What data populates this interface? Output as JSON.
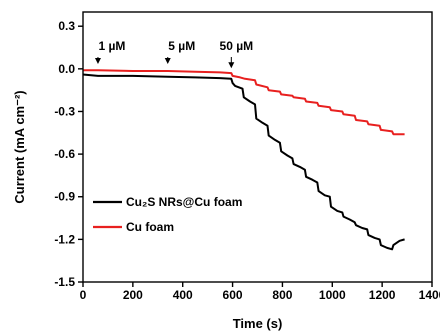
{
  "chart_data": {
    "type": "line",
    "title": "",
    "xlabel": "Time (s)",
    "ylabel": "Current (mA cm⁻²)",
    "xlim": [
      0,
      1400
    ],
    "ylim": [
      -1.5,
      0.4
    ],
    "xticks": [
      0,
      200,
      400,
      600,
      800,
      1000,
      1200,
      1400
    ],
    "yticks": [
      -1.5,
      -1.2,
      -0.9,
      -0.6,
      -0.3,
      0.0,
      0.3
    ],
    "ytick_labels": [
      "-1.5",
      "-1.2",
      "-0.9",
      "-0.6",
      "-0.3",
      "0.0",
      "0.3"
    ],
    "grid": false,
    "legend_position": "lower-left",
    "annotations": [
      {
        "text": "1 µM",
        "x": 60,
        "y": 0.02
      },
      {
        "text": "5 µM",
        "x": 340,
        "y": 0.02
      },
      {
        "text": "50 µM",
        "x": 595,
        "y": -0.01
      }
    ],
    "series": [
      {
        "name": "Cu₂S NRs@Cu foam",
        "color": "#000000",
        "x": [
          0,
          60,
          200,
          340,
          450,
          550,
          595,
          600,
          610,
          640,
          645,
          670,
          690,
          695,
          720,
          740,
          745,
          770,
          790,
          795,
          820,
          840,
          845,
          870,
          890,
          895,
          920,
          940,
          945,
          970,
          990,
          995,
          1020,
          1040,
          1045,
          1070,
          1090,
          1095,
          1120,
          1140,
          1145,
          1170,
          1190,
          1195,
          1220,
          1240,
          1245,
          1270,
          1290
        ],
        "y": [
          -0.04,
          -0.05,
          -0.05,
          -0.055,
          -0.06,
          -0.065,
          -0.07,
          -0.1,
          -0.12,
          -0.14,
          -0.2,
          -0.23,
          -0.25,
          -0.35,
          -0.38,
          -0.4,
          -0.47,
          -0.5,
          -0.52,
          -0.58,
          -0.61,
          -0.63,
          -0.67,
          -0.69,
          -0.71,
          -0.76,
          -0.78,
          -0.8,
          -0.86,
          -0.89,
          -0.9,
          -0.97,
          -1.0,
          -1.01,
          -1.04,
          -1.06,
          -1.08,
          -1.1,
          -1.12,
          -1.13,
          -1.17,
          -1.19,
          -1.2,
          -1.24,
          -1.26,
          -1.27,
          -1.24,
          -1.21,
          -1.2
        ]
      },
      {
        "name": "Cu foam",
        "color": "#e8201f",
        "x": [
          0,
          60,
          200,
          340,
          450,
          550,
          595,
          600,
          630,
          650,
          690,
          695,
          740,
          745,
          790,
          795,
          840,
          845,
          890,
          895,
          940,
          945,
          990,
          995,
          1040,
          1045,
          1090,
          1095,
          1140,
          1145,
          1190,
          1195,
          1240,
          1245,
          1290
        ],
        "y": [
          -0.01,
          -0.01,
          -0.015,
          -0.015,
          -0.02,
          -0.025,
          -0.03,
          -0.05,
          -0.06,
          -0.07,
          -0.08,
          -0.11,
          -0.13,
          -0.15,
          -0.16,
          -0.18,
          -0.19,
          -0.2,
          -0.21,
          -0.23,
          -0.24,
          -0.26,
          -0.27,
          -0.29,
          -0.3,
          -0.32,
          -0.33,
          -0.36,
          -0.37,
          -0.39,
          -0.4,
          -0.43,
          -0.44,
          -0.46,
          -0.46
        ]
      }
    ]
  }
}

+++

Instruction:
Repeat the material above in full and exactly, omitting the pictures.

Answer:
What data populates this interface? Output as JSON.
{
  "chart_data": {
    "type": "line",
    "title": "",
    "xlabel": "Time (s)",
    "ylabel": "Current (mA cm⁻²)",
    "xlim": [
      0,
      1400
    ],
    "ylim": [
      -1.5,
      0.4
    ],
    "xticks": [
      0,
      200,
      400,
      600,
      800,
      1000,
      1200,
      1400
    ],
    "yticks": [
      -1.5,
      -1.2,
      -0.9,
      -0.6,
      -0.3,
      0.0,
      0.3
    ],
    "ytick_labels": [
      "-1.5",
      "-1.2",
      "-0.9",
      "-0.6",
      "-0.3",
      "0.0",
      "0.3"
    ],
    "grid": false,
    "legend_position": "lower-left",
    "annotations": [
      {
        "text": "1 µM",
        "x": 60,
        "y": 0.02
      },
      {
        "text": "5 µM",
        "x": 340,
        "y": 0.02
      },
      {
        "text": "50 µM",
        "x": 595,
        "y": -0.01
      }
    ],
    "series": [
      {
        "name": "Cu₂S NRs@Cu foam",
        "color": "#000000",
        "x": [
          0,
          60,
          200,
          340,
          450,
          550,
          595,
          600,
          610,
          640,
          645,
          670,
          690,
          695,
          720,
          740,
          745,
          770,
          790,
          795,
          820,
          840,
          845,
          870,
          890,
          895,
          920,
          940,
          945,
          970,
          990,
          995,
          1020,
          1040,
          1045,
          1070,
          1090,
          1095,
          1120,
          1140,
          1145,
          1170,
          1190,
          1195,
          1220,
          1240,
          1245,
          1270,
          1290
        ],
        "y": [
          -0.04,
          -0.05,
          -0.05,
          -0.055,
          -0.06,
          -0.065,
          -0.07,
          -0.1,
          -0.12,
          -0.14,
          -0.2,
          -0.23,
          -0.25,
          -0.35,
          -0.38,
          -0.4,
          -0.47,
          -0.5,
          -0.52,
          -0.58,
          -0.61,
          -0.63,
          -0.67,
          -0.69,
          -0.71,
          -0.76,
          -0.78,
          -0.8,
          -0.86,
          -0.89,
          -0.9,
          -0.97,
          -1.0,
          -1.01,
          -1.04,
          -1.06,
          -1.08,
          -1.1,
          -1.12,
          -1.13,
          -1.17,
          -1.19,
          -1.2,
          -1.24,
          -1.26,
          -1.27,
          -1.24,
          -1.21,
          -1.2
        ]
      },
      {
        "name": "Cu foam",
        "color": "#e8201f",
        "x": [
          0,
          60,
          200,
          340,
          450,
          550,
          595,
          600,
          630,
          650,
          690,
          695,
          740,
          745,
          790,
          795,
          840,
          845,
          890,
          895,
          940,
          945,
          990,
          995,
          1040,
          1045,
          1090,
          1095,
          1140,
          1145,
          1190,
          1195,
          1240,
          1245,
          1290
        ],
        "y": [
          -0.01,
          -0.01,
          -0.015,
          -0.015,
          -0.02,
          -0.025,
          -0.03,
          -0.05,
          -0.06,
          -0.07,
          -0.08,
          -0.11,
          -0.13,
          -0.15,
          -0.16,
          -0.18,
          -0.19,
          -0.2,
          -0.21,
          -0.23,
          -0.24,
          -0.26,
          -0.27,
          -0.29,
          -0.3,
          -0.32,
          -0.33,
          -0.36,
          -0.37,
          -0.39,
          -0.4,
          -0.43,
          -0.44,
          -0.46,
          -0.46
        ]
      }
    ]
  }
}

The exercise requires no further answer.